**Task instructions:** Gather each line in the entries that includes the string "Stop".

**Dataset:**
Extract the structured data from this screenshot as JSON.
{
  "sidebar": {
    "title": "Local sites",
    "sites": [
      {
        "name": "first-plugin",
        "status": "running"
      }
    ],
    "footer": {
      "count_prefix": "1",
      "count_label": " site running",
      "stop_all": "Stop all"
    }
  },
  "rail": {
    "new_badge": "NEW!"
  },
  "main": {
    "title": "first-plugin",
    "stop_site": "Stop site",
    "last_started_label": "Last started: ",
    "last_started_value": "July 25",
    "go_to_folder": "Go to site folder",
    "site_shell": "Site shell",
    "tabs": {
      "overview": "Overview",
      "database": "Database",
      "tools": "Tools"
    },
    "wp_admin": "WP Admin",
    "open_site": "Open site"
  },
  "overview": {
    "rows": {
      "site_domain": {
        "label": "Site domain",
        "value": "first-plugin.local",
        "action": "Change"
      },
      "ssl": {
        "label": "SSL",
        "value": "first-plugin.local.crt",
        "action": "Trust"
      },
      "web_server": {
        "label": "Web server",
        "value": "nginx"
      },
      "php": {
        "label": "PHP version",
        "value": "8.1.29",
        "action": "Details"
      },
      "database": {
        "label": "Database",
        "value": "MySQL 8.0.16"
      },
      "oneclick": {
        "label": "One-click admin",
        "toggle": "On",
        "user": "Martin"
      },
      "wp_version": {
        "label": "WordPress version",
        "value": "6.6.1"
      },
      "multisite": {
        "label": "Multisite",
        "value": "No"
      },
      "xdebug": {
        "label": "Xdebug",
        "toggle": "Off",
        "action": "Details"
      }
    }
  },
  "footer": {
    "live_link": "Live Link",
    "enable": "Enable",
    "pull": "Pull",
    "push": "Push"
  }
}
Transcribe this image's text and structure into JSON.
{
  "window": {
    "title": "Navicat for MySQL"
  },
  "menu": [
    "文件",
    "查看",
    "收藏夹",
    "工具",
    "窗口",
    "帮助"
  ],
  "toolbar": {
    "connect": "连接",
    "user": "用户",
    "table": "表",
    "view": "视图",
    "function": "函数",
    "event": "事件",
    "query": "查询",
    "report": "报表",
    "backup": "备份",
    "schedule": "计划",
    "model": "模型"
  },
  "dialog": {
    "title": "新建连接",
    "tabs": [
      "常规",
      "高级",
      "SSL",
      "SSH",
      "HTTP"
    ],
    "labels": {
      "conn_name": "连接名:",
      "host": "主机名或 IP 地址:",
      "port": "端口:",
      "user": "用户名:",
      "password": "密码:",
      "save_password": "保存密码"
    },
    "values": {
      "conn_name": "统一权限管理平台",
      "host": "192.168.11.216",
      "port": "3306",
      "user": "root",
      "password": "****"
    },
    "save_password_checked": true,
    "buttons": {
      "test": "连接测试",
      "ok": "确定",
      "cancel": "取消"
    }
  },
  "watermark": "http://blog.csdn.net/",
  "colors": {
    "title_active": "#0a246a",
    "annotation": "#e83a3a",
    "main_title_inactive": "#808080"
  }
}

**Correct output:**
      "stop_all": "Stop all"
    "stop_site": "Stop site",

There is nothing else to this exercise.